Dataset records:
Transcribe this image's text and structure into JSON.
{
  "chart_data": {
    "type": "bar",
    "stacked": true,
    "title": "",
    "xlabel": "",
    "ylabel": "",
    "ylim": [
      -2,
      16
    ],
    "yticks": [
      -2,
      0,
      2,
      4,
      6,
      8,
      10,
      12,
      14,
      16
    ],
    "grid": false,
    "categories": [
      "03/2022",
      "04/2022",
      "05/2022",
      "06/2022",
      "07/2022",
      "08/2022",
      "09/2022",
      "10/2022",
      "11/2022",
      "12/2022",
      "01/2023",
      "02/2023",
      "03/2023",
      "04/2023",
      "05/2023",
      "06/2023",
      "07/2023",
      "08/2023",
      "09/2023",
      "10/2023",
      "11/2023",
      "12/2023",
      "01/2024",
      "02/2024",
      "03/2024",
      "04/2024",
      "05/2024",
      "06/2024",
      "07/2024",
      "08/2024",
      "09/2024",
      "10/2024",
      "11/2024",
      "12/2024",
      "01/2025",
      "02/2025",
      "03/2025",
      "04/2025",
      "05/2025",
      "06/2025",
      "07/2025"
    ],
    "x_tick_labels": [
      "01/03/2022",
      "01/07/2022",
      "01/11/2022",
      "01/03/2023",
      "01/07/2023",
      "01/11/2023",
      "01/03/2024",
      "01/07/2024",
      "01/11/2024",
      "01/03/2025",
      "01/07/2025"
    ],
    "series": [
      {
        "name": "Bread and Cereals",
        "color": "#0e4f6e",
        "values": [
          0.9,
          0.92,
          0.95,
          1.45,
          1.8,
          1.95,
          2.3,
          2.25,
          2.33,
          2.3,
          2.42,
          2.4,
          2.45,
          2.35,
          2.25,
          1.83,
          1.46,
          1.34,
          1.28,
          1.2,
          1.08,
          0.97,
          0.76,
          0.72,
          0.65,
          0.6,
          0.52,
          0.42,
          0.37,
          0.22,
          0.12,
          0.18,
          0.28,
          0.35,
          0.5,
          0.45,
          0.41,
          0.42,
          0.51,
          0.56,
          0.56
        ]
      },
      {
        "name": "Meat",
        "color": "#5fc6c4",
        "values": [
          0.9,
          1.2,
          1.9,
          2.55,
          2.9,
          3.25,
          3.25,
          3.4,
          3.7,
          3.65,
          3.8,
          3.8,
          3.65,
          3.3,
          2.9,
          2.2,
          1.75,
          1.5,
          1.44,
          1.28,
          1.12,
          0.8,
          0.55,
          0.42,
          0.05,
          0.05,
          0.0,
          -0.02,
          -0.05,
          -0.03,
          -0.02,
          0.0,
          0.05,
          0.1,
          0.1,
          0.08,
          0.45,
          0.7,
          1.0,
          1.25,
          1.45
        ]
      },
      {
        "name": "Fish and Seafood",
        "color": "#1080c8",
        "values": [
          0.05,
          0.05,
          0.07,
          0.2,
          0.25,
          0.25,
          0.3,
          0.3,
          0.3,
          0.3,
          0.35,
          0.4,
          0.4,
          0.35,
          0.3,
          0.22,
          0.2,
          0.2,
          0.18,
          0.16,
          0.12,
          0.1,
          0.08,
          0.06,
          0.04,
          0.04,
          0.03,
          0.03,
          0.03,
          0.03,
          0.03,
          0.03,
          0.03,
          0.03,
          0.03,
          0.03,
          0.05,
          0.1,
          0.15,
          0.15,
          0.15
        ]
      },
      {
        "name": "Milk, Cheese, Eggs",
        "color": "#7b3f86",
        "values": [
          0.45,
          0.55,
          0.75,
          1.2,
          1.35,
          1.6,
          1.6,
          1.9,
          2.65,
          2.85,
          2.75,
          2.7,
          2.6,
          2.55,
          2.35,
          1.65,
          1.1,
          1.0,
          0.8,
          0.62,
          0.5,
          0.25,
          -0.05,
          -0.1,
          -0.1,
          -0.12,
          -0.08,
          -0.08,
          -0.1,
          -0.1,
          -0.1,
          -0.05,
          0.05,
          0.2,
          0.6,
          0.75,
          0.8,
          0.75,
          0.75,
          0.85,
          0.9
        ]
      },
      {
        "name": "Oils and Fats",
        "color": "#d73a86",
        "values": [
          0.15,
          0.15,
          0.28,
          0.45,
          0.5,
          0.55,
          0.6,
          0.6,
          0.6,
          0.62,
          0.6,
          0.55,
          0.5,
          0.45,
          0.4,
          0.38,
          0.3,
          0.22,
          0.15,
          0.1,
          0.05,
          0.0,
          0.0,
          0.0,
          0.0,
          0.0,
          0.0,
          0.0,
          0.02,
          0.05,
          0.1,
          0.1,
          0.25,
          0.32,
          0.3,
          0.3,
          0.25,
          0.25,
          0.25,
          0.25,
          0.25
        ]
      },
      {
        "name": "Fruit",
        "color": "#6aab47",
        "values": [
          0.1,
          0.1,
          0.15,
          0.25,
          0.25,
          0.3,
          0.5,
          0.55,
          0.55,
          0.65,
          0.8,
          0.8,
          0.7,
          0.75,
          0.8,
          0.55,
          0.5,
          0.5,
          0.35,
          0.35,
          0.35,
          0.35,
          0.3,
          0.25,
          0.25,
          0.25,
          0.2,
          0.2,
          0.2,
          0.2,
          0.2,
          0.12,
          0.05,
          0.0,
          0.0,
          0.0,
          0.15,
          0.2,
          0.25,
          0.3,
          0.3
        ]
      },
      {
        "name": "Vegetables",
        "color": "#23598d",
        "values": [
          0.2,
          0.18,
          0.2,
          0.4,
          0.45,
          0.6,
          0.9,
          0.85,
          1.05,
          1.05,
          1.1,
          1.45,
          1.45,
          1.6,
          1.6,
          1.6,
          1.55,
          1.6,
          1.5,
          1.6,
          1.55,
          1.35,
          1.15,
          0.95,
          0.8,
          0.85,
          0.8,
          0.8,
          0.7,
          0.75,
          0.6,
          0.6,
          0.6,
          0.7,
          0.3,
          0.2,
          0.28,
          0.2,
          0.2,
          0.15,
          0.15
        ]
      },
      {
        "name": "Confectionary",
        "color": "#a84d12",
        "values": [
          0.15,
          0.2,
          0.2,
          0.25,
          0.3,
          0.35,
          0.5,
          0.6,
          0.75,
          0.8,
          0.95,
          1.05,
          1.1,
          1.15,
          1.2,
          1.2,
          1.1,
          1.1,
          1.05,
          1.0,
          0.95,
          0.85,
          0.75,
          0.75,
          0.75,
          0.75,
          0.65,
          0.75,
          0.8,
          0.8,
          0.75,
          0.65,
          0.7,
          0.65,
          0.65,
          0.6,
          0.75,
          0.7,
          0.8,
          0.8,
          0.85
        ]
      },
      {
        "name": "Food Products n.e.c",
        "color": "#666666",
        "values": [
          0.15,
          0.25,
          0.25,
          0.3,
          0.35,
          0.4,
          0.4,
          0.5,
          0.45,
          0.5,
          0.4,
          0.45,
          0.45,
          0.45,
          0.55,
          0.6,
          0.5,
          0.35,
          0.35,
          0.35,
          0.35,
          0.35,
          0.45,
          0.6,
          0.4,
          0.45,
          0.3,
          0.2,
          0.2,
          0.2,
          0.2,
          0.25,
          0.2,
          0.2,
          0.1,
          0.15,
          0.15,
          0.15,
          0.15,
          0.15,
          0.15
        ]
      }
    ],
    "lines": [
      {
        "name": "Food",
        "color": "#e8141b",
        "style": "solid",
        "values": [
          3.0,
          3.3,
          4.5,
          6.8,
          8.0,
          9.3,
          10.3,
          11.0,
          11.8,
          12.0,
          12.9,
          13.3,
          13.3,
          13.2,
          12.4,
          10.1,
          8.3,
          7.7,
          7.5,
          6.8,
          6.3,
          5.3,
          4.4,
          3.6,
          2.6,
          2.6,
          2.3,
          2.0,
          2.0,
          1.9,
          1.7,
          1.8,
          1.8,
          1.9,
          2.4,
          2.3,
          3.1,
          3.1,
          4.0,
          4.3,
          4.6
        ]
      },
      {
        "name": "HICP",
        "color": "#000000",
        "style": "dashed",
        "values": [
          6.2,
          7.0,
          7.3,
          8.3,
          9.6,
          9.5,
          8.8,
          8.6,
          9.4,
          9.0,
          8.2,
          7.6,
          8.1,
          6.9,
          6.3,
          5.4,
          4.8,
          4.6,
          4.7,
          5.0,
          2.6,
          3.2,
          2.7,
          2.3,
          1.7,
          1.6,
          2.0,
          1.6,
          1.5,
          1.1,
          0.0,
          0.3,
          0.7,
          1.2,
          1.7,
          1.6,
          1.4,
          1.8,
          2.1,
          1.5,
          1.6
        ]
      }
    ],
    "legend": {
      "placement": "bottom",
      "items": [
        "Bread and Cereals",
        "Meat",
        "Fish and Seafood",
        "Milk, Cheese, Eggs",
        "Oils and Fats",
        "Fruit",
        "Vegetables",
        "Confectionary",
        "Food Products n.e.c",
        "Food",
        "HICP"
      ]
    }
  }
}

**PROBLEM STATEMENT**
Among the records above, how many lines carry the string "Cereals"? Reply with the number alone.

**REPLY TO THE EXERCISE**
2